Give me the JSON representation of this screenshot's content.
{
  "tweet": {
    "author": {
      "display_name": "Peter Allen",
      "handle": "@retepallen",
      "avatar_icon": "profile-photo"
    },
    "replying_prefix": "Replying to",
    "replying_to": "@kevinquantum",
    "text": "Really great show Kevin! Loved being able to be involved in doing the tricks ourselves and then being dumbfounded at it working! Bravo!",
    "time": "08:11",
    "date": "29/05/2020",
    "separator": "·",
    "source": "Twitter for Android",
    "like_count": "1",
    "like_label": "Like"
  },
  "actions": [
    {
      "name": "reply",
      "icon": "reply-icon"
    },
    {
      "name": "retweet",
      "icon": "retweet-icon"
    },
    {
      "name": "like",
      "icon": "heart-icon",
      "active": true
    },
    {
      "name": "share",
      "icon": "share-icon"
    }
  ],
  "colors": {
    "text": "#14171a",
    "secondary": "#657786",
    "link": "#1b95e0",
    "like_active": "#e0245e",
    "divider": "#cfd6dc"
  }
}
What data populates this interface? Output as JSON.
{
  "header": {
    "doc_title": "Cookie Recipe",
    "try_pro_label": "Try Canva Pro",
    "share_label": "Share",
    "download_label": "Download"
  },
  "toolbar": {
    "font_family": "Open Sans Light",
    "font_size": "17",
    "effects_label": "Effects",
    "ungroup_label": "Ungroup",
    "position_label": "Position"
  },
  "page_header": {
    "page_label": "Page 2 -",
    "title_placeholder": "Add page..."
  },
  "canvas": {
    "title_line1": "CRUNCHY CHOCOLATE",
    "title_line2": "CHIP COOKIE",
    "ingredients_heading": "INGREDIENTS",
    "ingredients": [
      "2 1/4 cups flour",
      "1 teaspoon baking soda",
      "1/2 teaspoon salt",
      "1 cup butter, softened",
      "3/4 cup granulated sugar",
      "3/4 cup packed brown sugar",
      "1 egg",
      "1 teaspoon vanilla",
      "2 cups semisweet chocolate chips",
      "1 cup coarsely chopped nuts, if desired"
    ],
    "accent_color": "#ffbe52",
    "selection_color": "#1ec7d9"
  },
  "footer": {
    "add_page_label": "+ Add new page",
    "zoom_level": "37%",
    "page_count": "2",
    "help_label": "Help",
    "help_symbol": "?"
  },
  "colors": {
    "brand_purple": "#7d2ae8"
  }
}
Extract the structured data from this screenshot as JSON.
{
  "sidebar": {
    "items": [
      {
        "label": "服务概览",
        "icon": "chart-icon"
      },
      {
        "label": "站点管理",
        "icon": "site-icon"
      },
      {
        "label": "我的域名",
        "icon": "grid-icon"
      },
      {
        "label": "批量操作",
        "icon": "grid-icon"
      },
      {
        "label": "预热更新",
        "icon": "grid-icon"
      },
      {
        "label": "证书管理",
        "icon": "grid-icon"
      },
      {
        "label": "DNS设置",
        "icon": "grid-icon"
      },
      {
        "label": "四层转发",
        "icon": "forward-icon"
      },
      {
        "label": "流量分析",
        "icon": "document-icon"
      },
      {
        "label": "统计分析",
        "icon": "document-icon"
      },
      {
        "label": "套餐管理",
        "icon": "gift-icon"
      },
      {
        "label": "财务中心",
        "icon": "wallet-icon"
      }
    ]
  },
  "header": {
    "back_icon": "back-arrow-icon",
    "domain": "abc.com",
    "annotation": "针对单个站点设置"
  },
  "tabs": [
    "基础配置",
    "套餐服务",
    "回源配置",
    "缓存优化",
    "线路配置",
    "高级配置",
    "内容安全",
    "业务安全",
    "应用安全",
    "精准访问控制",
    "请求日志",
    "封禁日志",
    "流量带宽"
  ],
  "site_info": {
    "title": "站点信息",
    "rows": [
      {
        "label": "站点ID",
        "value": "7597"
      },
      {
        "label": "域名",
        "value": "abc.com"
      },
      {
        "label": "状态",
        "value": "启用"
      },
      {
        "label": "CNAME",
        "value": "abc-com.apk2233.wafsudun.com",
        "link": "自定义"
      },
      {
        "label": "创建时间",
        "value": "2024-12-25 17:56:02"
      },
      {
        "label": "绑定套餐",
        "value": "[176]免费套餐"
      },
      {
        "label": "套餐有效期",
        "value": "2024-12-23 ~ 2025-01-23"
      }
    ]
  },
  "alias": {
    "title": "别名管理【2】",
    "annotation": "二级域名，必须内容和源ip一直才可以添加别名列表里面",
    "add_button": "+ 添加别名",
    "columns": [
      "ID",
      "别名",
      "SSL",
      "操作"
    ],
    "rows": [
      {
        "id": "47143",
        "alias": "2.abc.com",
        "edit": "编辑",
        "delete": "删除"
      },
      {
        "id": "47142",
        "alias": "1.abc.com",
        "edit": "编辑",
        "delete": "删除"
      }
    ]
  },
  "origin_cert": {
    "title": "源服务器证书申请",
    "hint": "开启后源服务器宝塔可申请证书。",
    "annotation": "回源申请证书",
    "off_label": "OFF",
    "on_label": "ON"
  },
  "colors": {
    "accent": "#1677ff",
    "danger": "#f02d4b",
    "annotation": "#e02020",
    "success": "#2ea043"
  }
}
==*==
Exercise instructions: Check each line of the entries above for the word "value". List the ones that have it.

Written response:
        "value": "7597"
        "value": "abc.com"
        "value": "启用"
        "value": "abc-com.apk2233.wafsudun.com",
        "value": "2024-12-25 17:56:02"
        "value": "[176]免费套餐"
        "value": "2024-12-23 ~ 2025-01-23"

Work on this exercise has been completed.